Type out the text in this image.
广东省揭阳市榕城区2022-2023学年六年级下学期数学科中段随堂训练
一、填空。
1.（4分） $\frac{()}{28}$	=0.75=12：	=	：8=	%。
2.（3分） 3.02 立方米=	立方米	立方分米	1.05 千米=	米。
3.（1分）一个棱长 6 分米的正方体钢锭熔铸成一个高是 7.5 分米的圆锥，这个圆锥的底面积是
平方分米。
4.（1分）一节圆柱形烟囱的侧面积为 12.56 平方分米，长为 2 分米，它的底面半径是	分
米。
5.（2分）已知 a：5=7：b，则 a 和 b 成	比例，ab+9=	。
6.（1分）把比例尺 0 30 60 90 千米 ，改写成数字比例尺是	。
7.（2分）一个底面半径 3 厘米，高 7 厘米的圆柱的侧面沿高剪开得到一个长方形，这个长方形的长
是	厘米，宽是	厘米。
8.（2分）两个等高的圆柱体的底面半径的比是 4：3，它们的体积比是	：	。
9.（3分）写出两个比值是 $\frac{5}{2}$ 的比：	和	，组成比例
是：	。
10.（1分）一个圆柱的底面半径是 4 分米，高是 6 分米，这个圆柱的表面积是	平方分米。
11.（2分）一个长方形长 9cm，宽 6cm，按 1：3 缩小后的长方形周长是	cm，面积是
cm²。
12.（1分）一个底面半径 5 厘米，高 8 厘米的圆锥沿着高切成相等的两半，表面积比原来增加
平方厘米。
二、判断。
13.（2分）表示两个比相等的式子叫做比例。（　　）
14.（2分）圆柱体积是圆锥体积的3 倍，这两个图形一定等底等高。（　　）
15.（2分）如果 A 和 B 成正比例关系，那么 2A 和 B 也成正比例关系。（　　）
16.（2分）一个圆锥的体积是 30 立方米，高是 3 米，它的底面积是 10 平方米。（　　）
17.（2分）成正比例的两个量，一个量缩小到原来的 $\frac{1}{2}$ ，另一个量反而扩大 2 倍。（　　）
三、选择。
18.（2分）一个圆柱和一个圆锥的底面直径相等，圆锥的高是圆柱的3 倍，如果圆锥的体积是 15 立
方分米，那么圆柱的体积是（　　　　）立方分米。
---------------
● AIM OF THE TASK: Each record above should be restated word for word.

● REPLY TO THE EXERCISE:
Type out the text in this image.
广东省揭阳市榕城区2022-2023学年六年级下学期数学科中段随堂训练
一、填空。
1.（4分） $\frac{()}{28}$	=0.75=12：	=	：8=	%。
2.（3分） 3.02 立方米=	立方米	立方分米	1.05 千米=	米。
3.（1分）一个棱长 6 分米的正方体钢锭熔铸成一个高是 7.5 分米的圆锥，这个圆锥的底面积是
平方分米。
4.（1分）一节圆柱形烟囱的侧面积为 12.56 平方分米，长为 2 分米，它的底面半径是	分
米。
5.（2分）已知 a：5=7：b，则 a 和 b 成	比例，ab+9=	。
6.（1分）把比例尺 0 30 60 90 千米 ，改写成数字比例尺是	。
7.（2分）一个底面半径 3 厘米，高 7 厘米的圆柱的侧面沿高剪开得到一个长方形，这个长方形的长
是	厘米，宽是	厘米。
8.（2分）两个等高的圆柱体的底面半径的比是 4：3，它们的体积比是	：	。
9.（3分）写出两个比值是 $\frac{5}{2}$ 的比：	和	，组成比例
是：	。
10.（1分）一个圆柱的底面半径是 4 分米，高是 6 分米，这个圆柱的表面积是	平方分米。
11.（2分）一个长方形长 9cm，宽 6cm，按 1：3 缩小后的长方形周长是	cm，面积是
cm²。
12.（1分）一个底面半径 5 厘米，高 8 厘米的圆锥沿着高切成相等的两半，表面积比原来增加
平方厘米。
二、判断。
13.（2分）表示两个比相等的式子叫做比例。（　　）
14.（2分）圆柱体积是圆锥体积的3 倍，这两个图形一定等底等高。（　　）
15.（2分）如果 A 和 B 成正比例关系，那么 2A 和 B 也成正比例关系。（　　）
16.（2分）一个圆锥的体积是 30 立方米，高是 3 米，它的底面积是 10 平方米。（　　）
17.（2分）成正比例的两个量，一个量缩小到原来的 $\frac{1}{2}$ ，另一个量反而扩大 2 倍。（　　）
三、选择。
18.（2分）一个圆柱和一个圆锥的底面直径相等，圆锥的高是圆柱的3 倍，如果圆锥的体积是 15 立
方分米，那么圆柱的体积是（　　　　）立方分米。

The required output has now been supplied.